Task prompt: Write out the records below once more, exactly as they stand.

(Records from a collection of figures)
↓↓↓
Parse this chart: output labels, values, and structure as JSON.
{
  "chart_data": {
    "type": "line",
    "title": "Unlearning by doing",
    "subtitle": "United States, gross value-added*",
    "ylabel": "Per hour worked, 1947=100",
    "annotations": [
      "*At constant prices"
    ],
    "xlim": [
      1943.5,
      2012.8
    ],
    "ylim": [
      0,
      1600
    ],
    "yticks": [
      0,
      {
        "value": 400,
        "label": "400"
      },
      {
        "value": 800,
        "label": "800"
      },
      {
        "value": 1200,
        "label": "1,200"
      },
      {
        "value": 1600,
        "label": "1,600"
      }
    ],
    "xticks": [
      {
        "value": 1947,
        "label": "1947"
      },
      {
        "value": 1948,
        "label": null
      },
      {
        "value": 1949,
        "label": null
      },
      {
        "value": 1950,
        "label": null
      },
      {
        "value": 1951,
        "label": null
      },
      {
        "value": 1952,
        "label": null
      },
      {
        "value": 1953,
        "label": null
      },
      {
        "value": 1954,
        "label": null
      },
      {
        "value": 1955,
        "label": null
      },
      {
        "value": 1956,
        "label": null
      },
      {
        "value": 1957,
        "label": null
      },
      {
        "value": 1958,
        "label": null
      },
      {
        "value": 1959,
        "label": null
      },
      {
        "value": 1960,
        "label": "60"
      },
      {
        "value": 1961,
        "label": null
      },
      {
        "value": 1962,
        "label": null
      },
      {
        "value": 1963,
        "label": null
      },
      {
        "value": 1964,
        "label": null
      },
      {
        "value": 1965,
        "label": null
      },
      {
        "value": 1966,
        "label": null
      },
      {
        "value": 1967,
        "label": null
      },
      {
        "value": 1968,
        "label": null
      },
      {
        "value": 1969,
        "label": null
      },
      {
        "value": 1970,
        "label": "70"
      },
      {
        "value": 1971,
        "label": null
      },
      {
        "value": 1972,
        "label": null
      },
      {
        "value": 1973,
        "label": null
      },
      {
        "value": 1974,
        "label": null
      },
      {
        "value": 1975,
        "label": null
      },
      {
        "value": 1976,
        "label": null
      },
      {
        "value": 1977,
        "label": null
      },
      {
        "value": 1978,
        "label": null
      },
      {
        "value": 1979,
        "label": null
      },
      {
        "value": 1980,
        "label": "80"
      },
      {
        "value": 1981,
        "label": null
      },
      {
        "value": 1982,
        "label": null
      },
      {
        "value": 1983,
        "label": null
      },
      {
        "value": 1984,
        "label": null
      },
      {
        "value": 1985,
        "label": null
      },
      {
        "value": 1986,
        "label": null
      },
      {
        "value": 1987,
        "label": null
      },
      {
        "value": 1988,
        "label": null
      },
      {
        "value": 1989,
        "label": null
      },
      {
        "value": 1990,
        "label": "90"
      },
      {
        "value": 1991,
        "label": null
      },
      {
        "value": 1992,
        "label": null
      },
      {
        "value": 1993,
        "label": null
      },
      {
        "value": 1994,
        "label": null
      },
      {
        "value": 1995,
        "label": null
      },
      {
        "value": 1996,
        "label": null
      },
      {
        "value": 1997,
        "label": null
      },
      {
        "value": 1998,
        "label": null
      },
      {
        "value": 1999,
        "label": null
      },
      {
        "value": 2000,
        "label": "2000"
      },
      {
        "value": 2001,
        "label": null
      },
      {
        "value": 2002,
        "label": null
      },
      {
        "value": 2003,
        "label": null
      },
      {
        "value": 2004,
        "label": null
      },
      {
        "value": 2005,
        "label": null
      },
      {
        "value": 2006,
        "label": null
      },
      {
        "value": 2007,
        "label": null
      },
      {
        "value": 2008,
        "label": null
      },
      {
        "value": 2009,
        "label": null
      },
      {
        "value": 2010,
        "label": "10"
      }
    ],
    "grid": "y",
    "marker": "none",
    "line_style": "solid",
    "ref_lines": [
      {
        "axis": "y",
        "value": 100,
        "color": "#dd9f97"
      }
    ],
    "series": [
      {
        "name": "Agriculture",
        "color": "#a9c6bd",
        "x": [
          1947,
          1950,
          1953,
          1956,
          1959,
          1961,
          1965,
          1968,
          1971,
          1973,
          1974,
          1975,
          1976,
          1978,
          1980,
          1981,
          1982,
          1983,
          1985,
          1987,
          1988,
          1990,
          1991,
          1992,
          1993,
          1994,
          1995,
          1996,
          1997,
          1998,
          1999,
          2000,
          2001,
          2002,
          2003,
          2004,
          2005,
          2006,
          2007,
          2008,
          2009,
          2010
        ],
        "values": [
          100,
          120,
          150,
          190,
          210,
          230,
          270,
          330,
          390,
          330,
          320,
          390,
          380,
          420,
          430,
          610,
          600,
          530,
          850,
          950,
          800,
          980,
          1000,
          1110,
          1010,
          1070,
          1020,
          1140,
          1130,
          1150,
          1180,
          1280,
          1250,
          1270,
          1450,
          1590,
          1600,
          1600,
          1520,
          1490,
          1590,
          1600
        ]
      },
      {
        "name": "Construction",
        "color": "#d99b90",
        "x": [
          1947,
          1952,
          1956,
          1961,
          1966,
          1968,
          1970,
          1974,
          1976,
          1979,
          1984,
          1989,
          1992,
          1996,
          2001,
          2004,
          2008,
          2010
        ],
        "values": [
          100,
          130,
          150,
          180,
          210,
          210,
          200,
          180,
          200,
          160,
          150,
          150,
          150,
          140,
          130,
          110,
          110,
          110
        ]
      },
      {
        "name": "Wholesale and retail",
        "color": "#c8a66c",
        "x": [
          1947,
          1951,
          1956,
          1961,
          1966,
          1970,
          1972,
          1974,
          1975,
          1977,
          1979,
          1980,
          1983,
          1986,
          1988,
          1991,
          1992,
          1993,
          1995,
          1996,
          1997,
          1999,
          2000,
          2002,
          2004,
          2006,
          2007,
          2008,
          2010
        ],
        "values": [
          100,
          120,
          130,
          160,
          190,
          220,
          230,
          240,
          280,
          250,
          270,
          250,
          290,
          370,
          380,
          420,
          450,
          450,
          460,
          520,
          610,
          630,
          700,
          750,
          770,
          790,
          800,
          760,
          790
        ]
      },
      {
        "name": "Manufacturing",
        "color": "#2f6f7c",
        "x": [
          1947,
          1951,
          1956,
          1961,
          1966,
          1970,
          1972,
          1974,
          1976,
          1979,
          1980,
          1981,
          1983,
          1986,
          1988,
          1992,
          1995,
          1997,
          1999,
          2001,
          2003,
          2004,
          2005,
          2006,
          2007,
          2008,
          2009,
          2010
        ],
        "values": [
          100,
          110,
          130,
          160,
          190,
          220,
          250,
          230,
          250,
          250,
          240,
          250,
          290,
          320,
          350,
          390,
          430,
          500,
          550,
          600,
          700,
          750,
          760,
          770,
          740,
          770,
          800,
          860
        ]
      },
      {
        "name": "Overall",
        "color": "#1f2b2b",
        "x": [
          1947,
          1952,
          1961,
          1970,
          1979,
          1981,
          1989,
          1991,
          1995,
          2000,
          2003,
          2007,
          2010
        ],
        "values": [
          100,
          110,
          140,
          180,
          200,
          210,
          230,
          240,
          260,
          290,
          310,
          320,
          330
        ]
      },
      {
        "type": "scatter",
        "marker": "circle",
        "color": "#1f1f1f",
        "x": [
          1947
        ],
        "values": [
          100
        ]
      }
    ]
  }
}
↑↑↑
Task result:
Parse this chart: output labels, values, and structure as JSON.
{
  "chart_data": {
    "type": "line",
    "title": "Unlearning by doing",
    "subtitle": "United States, gross value-added*",
    "ylabel": "Per hour worked, 1947=100",
    "annotations": [
      "*At constant prices"
    ],
    "xlim": [
      1943.5,
      2012.8
    ],
    "ylim": [
      0,
      1600
    ],
    "yticks": [
      0,
      {
        "value": 400,
        "label": "400"
      },
      {
        "value": 800,
        "label": "800"
      },
      {
        "value": 1200,
        "label": "1,200"
      },
      {
        "value": 1600,
        "label": "1,600"
      }
    ],
    "xticks": [
      {
        "value": 1947,
        "label": "1947"
      },
      {
        "value": 1948,
        "label": null
      },
      {
        "value": 1949,
        "label": null
      },
      {
        "value": 1950,
        "label": null
      },
      {
        "value": 1951,
        "label": null
      },
      {
        "value": 1952,
        "label": null
      },
      {
        "value": 1953,
        "label": null
      },
      {
        "value": 1954,
        "label": null
      },
      {
        "value": 1955,
        "label": null
      },
      {
        "value": 1956,
        "label": null
      },
      {
        "value": 1957,
        "label": null
      },
      {
        "value": 1958,
        "label": null
      },
      {
        "value": 1959,
        "label": null
      },
      {
        "value": 1960,
        "label": "60"
      },
      {
        "value": 1961,
        "label": null
      },
      {
        "value": 1962,
        "label": null
      },
      {
        "value": 1963,
        "label": null
      },
      {
        "value": 1964,
        "label": null
      },
      {
        "value": 1965,
        "label": null
      },
      {
        "value": 1966,
        "label": null
      },
      {
        "value": 1967,
        "label": null
      },
      {
        "value": 1968,
        "label": null
      },
      {
        "value": 1969,
        "label": null
      },
      {
        "value": 1970,
        "label": "70"
      },
      {
        "value": 1971,
        "label": null
      },
      {
        "value": 1972,
        "label": null
      },
      {
        "value": 1973,
        "label": null
      },
      {
        "value": 1974,
        "label": null
      },
      {
        "value": 1975,
        "label": null
      },
      {
        "value": 1976,
        "label": null
      },
      {
        "value": 1977,
        "label": null
      },
      {
        "value": 1978,
        "label": null
      },
      {
        "value": 1979,
        "label": null
      },
      {
        "value": 1980,
        "label": "80"
      },
      {
        "value": 1981,
        "label": null
      },
      {
        "value": 1982,
        "label": null
      },
      {
        "value": 1983,
        "label": null
      },
      {
        "value": 1984,
        "label": null
      },
      {
        "value": 1985,
        "label": null
      },
      {
        "value": 1986,
        "label": null
      },
      {
        "value": 1987,
        "label": null
      },
      {
        "value": 1988,
        "label": null
      },
      {
        "value": 1989,
        "label": null
      },
      {
        "value": 1990,
        "label": "90"
      },
      {
        "value": 1991,
        "label": null
      },
      {
        "value": 1992,
        "label": null
      },
      {
        "value": 1993,
        "label": null
      },
      {
        "value": 1994,
        "label": null
      },
      {
        "value": 1995,
        "label": null
      },
      {
        "value": 1996,
        "label": null
      },
      {
        "value": 1997,
        "label": null
      },
      {
        "value": 1998,
        "label": null
      },
      {
        "value": 1999,
        "label": null
      },
      {
        "value": 2000,
        "label": "2000"
      },
      {
        "value": 2001,
        "label": null
      },
      {
        "value": 2002,
        "label": null
      },
      {
        "value": 2003,
        "label": null
      },
      {
        "value": 2004,
        "label": null
      },
      {
        "value": 2005,
        "label": null
      },
      {
        "value": 2006,
        "label": null
      },
      {
        "value": 2007,
        "label": null
      },
      {
        "value": 2008,
        "label": null
      },
      {
        "value": 2009,
        "label": null
      },
      {
        "value": 2010,
        "label": "10"
      }
    ],
    "grid": "y",
    "marker": "none",
    "line_style": "solid",
    "ref_lines": [
      {
        "axis": "y",
        "value": 100,
        "color": "#dd9f97"
      }
    ],
    "series": [
      {
        "name": "Agriculture",
        "color": "#a9c6bd",
        "x": [
          1947,
          1950,
          1953,
          1956,
          1959,
          1961,
          1965,
          1968,
          1971,
          1973,
          1974,
          1975,
          1976,
          1978,
          1980,
          1981,
          1982,
          1983,
          1985,
          1987,
          1988,
          1990,
          1991,
          1992,
          1993,
          1994,
          1995,
          1996,
          1997,
          1998,
          1999,
          2000,
          2001,
          2002,
          2003,
          2004,
          2005,
          2006,
          2007,
          2008,
          2009,
          2010
        ],
        "values": [
          100,
          120,
          150,
          190,
          210,
          230,
          270,
          330,
          390,
          330,
          320,
          390,
          380,
          420,
          430,
          610,
          600,
          530,
          850,
          950,
          800,
          980,
          1000,
          1110,
          1010,
          1070,
          1020,
          1140,
          1130,
          1150,
          1180,
          1280,
          1250,
          1270,
          1450,
          1590,
          1600,
          1600,
          1520,
          1490,
          1590,
          1600
        ]
      },
      {
        "name": "Construction",
        "color": "#d99b90",
        "x": [
          1947,
          1952,
          1956,
          1961,
          1966,
          1968,
          1970,
          1974,
          1976,
          1979,
          1984,
          1989,
          1992,
          1996,
          2001,
          2004,
          2008,
          2010
        ],
        "values": [
          100,
          130,
          150,
          180,
          210,
          210,
          200,
          180,
          200,
          160,
          150,
          150,
          150,
          140,
          130,
          110,
          110,
          110
        ]
      },
      {
        "name": "Wholesale and retail",
        "color": "#c8a66c",
        "x": [
          1947,
          1951,
          1956,
          1961,
          1966,
          1970,
          1972,
          1974,
          1975,
          1977,
          1979,
          1980,
          1983,
          1986,
          1988,
          1991,
          1992,
          1993,
          1995,
          1996,
          1997,
          1999,
          2000,
          2002,
          2004,
          2006,
          2007,
          2008,
          2010
        ],
        "values": [
          100,
          120,
          130,
          160,
          190,
          220,
          230,
          240,
          280,
          250,
          270,
          250,
          290,
          370,
          380,
          420,
          450,
          450,
          460,
          520,
          610,
          630,
          700,
          750,
          770,
          790,
          800,
          760,
          790
        ]
      },
      {
        "name": "Manufacturing",
        "color": "#2f6f7c",
        "x": [
          1947,
          1951,
          1956,
          1961,
          1966,
          1970,
          1972,
          1974,
          1976,
          1979,
          1980,
          1981,
          1983,
          1986,
          1988,
          1992,
          1995,
          1997,
          1999,
          2001,
          2003,
          2004,
          2005,
          2006,
          2007,
          2008,
          2009,
          2010
        ],
        "values": [
          100,
          110,
          130,
          160,
          190,
          220,
          250,
          230,
          250,
          250,
          240,
          250,
          290,
          320,
          350,
          390,
          430,
          500,
          550,
          600,
          700,
          750,
          760,
          770,
          740,
          770,
          800,
          860
        ]
      },
      {
        "name": "Overall",
        "color": "#1f2b2b",
        "x": [
          1947,
          1952,
          1961,
          1970,
          1979,
          1981,
          1989,
          1991,
          1995,
          2000,
          2003,
          2007,
          2010
        ],
        "values": [
          100,
          110,
          140,
          180,
          200,
          210,
          230,
          240,
          260,
          290,
          310,
          320,
          330
        ]
      },
      {
        "type": "scatter",
        "marker": "circle",
        "color": "#1f1f1f",
        "x": [
          1947
        ],
        "values": [
          100
        ]
      }
    ]
  }
}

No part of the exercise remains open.